Problem to work on:
Beneath this task is a listing; retype all of it exactly.

Records contained in a dataset:
+===+
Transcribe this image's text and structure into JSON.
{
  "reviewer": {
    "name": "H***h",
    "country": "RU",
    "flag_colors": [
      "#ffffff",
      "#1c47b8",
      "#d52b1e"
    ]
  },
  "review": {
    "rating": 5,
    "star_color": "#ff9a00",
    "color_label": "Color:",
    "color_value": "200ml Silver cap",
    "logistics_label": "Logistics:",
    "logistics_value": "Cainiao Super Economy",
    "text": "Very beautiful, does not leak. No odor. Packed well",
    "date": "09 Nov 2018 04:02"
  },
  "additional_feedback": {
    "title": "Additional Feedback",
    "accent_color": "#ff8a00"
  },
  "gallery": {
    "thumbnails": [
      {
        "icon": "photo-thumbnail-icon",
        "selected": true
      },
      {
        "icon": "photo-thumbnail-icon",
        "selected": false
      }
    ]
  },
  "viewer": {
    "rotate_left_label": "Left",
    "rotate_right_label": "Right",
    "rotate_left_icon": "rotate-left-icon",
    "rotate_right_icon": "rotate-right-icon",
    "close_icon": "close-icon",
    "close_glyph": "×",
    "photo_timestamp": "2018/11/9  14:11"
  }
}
+===+
Solution to this problem:
Transcribe this image's text and structure into JSON.
{
  "reviewer": {
    "name": "H***h",
    "country": "RU",
    "flag_colors": [
      "#ffffff",
      "#1c47b8",
      "#d52b1e"
    ]
  },
  "review": {
    "rating": 5,
    "star_color": "#ff9a00",
    "color_label": "Color:",
    "color_value": "200ml Silver cap",
    "logistics_label": "Logistics:",
    "logistics_value": "Cainiao Super Economy",
    "text": "Very beautiful, does not leak. No odor. Packed well",
    "date": "09 Nov 2018 04:02"
  },
  "additional_feedback": {
    "title": "Additional Feedback",
    "accent_color": "#ff8a00"
  },
  "gallery": {
    "thumbnails": [
      {
        "icon": "photo-thumbnail-icon",
        "selected": true
      },
      {
        "icon": "photo-thumbnail-icon",
        "selected": false
      }
    ]
  },
  "viewer": {
    "rotate_left_label": "Left",
    "rotate_right_label": "Right",
    "rotate_left_icon": "rotate-left-icon",
    "rotate_right_icon": "rotate-right-icon",
    "close_icon": "close-icon",
    "close_glyph": "×",
    "photo_timestamp": "2018/11/9  14:11"
  }
}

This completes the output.